## Records supplied
-=-=-

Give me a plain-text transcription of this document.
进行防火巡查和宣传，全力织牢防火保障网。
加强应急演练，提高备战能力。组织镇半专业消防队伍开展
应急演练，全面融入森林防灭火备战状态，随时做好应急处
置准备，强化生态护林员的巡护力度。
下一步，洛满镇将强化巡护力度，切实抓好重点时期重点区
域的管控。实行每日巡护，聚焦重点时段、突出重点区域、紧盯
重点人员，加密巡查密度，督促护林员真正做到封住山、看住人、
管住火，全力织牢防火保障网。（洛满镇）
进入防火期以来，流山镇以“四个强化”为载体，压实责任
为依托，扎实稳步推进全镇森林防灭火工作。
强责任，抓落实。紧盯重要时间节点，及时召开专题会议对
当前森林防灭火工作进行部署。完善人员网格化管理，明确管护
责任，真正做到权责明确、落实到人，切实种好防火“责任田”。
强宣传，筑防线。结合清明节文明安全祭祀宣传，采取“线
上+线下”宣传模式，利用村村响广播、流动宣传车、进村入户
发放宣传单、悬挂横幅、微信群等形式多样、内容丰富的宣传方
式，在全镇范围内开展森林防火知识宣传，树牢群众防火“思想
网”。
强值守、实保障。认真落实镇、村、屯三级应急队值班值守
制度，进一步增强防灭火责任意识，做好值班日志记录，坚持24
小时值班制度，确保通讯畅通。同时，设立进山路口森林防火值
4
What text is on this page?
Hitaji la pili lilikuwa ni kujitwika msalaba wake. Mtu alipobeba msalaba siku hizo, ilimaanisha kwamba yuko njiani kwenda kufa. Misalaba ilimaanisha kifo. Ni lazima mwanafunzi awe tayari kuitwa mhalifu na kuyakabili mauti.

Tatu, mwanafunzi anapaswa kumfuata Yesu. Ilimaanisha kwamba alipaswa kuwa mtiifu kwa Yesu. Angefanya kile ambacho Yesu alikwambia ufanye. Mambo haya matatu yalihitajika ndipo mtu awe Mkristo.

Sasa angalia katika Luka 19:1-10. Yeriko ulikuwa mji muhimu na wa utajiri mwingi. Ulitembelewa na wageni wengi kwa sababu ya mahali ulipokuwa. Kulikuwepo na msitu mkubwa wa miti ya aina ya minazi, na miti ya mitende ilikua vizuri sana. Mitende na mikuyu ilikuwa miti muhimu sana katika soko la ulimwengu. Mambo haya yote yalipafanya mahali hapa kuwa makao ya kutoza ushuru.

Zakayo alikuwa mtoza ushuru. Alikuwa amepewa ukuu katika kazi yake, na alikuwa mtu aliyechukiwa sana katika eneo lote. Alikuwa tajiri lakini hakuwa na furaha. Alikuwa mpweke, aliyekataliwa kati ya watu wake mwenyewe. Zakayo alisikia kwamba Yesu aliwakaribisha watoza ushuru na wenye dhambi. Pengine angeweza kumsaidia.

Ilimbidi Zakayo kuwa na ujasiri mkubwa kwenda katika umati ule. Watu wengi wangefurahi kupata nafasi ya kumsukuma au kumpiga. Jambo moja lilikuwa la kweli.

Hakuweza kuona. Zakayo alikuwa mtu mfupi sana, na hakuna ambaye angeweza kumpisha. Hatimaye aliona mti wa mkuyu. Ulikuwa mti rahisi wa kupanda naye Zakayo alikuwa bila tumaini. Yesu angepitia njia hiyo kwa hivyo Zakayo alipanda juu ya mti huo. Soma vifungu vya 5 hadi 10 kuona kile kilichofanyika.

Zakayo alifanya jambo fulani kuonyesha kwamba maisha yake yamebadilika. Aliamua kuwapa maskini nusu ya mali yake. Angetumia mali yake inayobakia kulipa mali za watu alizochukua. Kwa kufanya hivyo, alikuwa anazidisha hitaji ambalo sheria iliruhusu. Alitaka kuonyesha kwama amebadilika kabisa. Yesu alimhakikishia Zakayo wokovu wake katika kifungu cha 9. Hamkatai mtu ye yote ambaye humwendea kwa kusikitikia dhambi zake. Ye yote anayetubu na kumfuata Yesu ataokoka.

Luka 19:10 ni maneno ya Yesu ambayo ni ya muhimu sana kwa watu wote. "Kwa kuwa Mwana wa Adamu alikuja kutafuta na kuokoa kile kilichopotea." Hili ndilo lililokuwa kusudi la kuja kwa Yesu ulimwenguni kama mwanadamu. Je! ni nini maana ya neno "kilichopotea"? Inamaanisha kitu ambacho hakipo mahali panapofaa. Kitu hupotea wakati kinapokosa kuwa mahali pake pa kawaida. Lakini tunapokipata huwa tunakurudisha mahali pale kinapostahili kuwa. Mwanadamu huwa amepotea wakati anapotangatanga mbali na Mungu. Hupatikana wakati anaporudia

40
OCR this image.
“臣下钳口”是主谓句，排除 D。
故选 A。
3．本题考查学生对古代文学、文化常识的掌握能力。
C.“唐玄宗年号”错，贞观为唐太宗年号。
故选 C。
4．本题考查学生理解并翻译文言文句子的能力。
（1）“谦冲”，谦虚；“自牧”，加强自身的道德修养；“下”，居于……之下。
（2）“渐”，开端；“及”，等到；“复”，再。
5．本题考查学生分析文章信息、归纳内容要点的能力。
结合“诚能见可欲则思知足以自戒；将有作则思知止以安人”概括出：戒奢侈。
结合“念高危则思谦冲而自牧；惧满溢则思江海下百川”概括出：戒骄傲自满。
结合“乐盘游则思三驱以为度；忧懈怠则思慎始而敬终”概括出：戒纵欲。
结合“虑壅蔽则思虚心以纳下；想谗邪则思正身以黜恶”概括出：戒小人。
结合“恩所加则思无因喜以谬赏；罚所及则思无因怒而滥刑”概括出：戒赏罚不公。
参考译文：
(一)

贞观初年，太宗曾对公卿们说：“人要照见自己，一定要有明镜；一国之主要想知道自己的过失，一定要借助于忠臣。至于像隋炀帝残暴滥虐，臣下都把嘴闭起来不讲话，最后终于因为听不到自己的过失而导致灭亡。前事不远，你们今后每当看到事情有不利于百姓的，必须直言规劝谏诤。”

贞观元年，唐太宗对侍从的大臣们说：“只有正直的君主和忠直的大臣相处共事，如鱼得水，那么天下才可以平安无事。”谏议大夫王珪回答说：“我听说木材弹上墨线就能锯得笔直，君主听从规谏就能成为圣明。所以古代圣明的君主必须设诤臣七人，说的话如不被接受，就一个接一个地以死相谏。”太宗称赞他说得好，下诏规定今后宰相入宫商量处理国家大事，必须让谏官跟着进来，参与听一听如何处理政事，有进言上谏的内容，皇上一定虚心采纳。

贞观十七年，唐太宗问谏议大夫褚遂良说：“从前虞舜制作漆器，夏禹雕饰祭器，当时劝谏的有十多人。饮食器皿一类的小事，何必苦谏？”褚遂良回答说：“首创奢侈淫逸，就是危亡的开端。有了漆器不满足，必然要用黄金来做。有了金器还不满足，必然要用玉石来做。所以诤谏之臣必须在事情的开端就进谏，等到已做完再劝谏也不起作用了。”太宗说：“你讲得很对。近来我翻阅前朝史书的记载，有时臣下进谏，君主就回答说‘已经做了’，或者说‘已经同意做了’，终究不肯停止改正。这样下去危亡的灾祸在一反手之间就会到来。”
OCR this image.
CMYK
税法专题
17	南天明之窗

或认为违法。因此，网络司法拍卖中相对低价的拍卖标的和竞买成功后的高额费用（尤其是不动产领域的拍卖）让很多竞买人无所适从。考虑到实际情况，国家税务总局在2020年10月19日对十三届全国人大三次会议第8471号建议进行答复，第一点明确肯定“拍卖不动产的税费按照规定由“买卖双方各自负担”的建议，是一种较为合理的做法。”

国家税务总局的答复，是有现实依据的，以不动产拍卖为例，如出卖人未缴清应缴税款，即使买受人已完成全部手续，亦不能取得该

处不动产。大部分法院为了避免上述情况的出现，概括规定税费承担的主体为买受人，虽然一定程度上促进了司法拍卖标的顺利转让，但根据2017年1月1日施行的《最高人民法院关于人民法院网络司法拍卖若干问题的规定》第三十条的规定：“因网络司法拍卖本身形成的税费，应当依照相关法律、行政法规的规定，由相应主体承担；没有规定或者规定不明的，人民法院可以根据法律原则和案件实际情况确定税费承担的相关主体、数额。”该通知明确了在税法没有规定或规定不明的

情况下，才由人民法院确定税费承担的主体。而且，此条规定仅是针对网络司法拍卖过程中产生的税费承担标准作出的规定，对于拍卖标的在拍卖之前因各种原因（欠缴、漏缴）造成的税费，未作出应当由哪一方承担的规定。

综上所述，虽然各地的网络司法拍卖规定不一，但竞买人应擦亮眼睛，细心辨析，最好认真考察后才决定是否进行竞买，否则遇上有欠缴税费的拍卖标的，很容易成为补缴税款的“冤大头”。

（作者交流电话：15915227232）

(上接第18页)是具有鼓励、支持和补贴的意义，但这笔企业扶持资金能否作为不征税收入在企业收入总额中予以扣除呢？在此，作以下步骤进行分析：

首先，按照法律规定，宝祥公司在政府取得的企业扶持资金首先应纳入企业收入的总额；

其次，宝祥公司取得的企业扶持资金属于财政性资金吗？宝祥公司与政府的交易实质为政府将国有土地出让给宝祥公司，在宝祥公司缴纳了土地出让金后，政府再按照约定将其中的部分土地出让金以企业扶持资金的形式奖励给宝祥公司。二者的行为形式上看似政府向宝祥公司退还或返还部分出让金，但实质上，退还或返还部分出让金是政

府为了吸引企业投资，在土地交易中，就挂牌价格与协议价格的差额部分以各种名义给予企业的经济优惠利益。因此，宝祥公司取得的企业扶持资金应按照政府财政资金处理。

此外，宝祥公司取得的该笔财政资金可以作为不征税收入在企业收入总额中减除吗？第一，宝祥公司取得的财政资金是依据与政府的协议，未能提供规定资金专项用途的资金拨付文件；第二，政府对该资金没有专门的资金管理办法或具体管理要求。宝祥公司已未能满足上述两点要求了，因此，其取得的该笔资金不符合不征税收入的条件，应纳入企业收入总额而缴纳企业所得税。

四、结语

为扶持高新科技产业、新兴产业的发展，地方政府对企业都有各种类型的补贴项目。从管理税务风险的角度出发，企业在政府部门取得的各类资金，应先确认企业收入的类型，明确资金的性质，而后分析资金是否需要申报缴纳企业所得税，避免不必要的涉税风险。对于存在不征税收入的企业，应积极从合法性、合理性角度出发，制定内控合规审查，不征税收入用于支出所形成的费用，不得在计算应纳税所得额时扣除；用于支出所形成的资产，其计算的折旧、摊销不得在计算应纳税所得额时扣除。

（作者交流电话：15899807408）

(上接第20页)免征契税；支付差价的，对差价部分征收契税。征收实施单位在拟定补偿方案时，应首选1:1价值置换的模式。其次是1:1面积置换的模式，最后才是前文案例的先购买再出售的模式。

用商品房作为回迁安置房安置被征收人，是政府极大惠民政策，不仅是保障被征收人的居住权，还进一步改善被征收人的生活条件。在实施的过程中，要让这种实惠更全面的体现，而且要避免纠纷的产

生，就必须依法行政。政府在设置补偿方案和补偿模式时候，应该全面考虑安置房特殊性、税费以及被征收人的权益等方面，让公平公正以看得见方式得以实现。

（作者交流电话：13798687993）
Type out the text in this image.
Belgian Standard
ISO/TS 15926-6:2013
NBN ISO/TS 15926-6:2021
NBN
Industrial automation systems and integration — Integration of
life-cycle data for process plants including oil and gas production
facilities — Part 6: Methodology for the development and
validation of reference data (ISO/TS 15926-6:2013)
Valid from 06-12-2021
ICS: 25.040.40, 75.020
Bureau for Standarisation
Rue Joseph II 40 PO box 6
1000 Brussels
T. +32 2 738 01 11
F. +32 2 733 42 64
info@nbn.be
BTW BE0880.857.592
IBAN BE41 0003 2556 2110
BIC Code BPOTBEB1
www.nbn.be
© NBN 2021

-=-=-

## Aim
Identify the lines above that contain the word "angeweza", then copy them.

## Solution to the problem
Zakayo alikuwa mtoza ushuru. Alikuwa amepewa ukuu katika kazi yake, na alikuwa mtu aliyechukiwa sana katika eneo lote. Alikuwa tajiri lakini hakuwa na furaha. Alikuwa mpweke, aliyekataliwa kati ya watu wake mwenyewe. Zakayo alisikia kwamba Yesu aliwakaribisha watoza ushuru na wenye dhambi. Pengine angeweza kumsaidia.
Hakuweza kuona. Zakayo alikuwa mtu mfupi sana, na hakuna ambaye angeweza kumpisha. Hatimaye aliona mti wa mkuyu. Ulikuwa mti rahisi wa kupanda naye Zakayo alikuwa bila tumaini. Yesu angepitia njia hiyo kwa hivyo Zakayo alipanda juu ya mti huo. Soma vifungu vya 5 hadi 10 kuona kile kilichofanyika.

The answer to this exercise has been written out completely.